Data records:
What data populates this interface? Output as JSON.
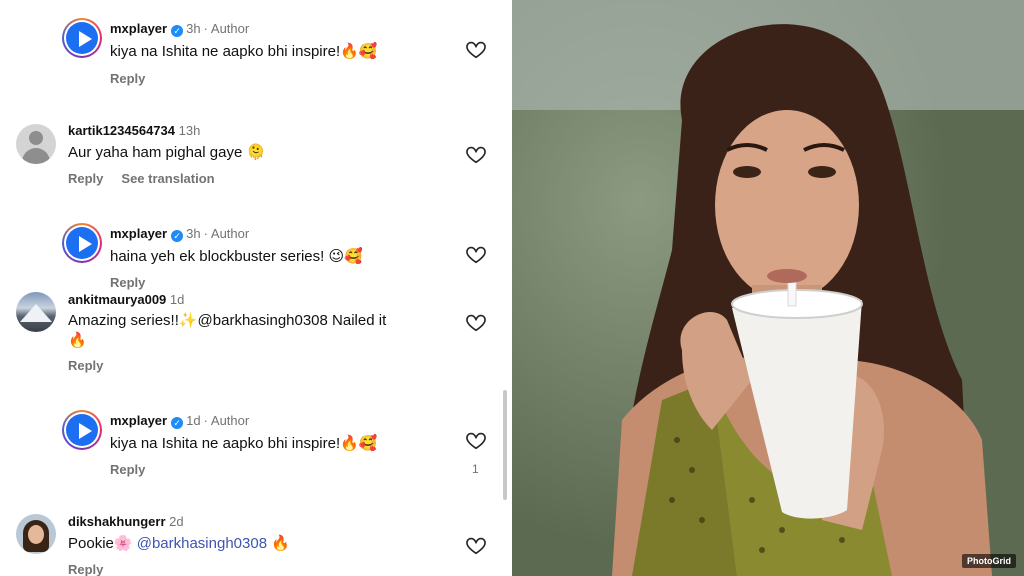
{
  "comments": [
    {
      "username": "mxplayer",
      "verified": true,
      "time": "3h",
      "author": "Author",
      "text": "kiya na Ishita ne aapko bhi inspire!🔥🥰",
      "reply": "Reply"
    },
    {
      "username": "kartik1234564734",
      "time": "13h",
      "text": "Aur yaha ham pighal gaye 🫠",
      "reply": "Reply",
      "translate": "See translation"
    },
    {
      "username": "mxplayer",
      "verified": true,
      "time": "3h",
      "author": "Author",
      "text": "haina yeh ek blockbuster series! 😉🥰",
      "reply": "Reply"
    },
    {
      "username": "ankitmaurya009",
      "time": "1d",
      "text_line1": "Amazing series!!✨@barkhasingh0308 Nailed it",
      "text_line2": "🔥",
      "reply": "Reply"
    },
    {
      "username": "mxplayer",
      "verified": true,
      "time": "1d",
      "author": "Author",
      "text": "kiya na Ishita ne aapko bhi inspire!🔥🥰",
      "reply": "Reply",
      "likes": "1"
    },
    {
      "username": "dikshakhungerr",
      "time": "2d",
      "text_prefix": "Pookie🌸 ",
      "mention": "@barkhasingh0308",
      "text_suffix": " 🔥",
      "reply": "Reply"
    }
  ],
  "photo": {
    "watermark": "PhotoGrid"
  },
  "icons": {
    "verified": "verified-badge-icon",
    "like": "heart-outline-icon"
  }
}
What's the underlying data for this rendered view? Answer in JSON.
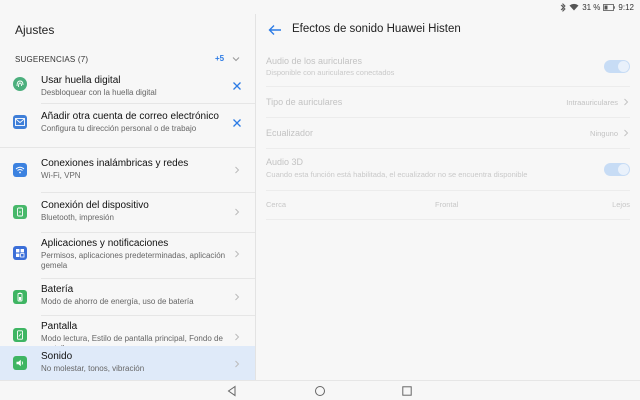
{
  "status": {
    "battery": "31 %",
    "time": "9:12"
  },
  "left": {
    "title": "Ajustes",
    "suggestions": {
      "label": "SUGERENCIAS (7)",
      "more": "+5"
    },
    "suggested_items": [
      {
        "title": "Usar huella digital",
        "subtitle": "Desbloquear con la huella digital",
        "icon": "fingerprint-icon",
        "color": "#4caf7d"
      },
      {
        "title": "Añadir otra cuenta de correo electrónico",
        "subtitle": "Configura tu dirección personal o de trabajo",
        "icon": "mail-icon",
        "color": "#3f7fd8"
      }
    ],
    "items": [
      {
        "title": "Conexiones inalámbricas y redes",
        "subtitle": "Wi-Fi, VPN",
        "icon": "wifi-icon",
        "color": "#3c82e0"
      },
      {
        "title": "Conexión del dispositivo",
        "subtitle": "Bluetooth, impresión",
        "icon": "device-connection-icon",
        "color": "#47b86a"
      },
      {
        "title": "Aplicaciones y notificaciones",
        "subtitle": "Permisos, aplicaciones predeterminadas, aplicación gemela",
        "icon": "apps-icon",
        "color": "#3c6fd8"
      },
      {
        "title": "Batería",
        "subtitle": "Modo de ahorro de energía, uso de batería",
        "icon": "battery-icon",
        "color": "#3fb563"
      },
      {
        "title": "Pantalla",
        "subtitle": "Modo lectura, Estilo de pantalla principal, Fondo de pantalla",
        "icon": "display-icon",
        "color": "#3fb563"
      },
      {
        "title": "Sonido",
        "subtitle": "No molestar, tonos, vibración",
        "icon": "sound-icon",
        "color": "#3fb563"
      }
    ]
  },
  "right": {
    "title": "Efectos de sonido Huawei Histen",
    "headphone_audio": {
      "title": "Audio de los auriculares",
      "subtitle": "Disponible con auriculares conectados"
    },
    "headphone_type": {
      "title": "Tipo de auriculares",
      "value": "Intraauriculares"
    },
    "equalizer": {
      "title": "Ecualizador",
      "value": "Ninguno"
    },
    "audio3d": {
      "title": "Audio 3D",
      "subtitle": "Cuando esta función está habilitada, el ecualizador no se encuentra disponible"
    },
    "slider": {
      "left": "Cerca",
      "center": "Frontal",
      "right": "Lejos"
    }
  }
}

Exercise goal
Return every line of the records exactly as given, pictures excluded.

The result
What data populates this interface? Output as JSON.
{
  "comments": [
    {
      "username": "mxplayer",
      "verified": true,
      "time": "3h",
      "author": "Author",
      "text": "kiya na Ishita ne aapko bhi inspire!🔥🥰",
      "reply": "Reply"
    },
    {
      "username": "kartik1234564734",
      "time": "13h",
      "text": "Aur yaha ham pighal gaye 🫠",
      "reply": "Reply",
      "translate": "See translation"
    },
    {
      "username": "mxplayer",
      "verified": true,
      "time": "3h",
      "author": "Author",
      "text": "haina yeh ek blockbuster series! 😉🥰",
      "reply": "Reply"
    },
    {
      "username": "ankitmaurya009",
      "time": "1d",
      "text_line1": "Amazing series!!✨@barkhasingh0308 Nailed it",
      "text_line2": "🔥",
      "reply": "Reply"
    },
    {
      "username": "mxplayer",
      "verified": true,
      "time": "1d",
      "author": "Author",
      "text": "kiya na Ishita ne aapko bhi inspire!🔥🥰",
      "reply": "Reply",
      "likes": "1"
    },
    {
      "username": "dikshakhungerr",
      "time": "2d",
      "text_prefix": "Pookie🌸 ",
      "mention": "@barkhasingh0308",
      "text_suffix": " 🔥",
      "reply": "Reply"
    }
  ],
  "photo": {
    "watermark": "PhotoGrid"
  },
  "icons": {
    "verified": "verified-badge-icon",
    "like": "heart-outline-icon"
  }
}
What's the underlying data for this rendered view? Answer in JSON.
{
  "status": {
    "battery": "31 %",
    "time": "9:12"
  },
  "left": {
    "title": "Ajustes",
    "suggestions": {
      "label": "SUGERENCIAS (7)",
      "more": "+5"
    },
    "suggested_items": [
      {
        "title": "Usar huella digital",
        "subtitle": "Desbloquear con la huella digital",
        "icon": "fingerprint-icon",
        "color": "#4caf7d"
      },
      {
        "title": "Añadir otra cuenta de correo electrónico",
        "subtitle": "Configura tu dirección personal o de trabajo",
        "icon": "mail-icon",
        "color": "#3f7fd8"
      }
    ],
    "items": [
      {
        "title": "Conexiones inalámbricas y redes",
        "subtitle": "Wi-Fi, VPN",
        "icon": "wifi-icon",
        "color": "#3c82e0"
      },
      {
        "title": "Conexión del dispositivo",
        "subtitle": "Bluetooth, impresión",
        "icon": "device-connection-icon",
        "color": "#47b86a"
      },
      {
        "title": "Aplicaciones y notificaciones",
        "subtitle": "Permisos, aplicaciones predeterminadas, aplicación gemela",
        "icon": "apps-icon",
        "color": "#3c6fd8"
      },
      {
        "title": "Batería",
        "subtitle": "Modo de ahorro de energía, uso de batería",
        "icon": "battery-icon",
        "color": "#3fb563"
      },
      {
        "title": "Pantalla",
        "subtitle": "Modo lectura, Estilo de pantalla principal, Fondo de pantalla",
        "icon": "display-icon",
        "color": "#3fb563"
      },
      {
        "title": "Sonido",
        "subtitle": "No molestar, tonos, vibración",
        "icon": "sound-icon",
        "color": "#3fb563"
      }
    ]
  },
  "right": {
    "title": "Efectos de sonido Huawei Histen",
    "headphone_audio": {
      "title": "Audio de los auriculares",
      "subtitle": "Disponible con auriculares conectados"
    },
    "headphone_type": {
      "title": "Tipo de auriculares",
      "value": "Intraauriculares"
    },
    "equalizer": {
      "title": "Ecualizador",
      "value": "Ninguno"
    },
    "audio3d": {
      "title": "Audio 3D",
      "subtitle": "Cuando esta función está habilitada, el ecualizador no se encuentra disponible"
    },
    "slider": {
      "left": "Cerca",
      "center": "Frontal",
      "right": "Lejos"
    }
  }
}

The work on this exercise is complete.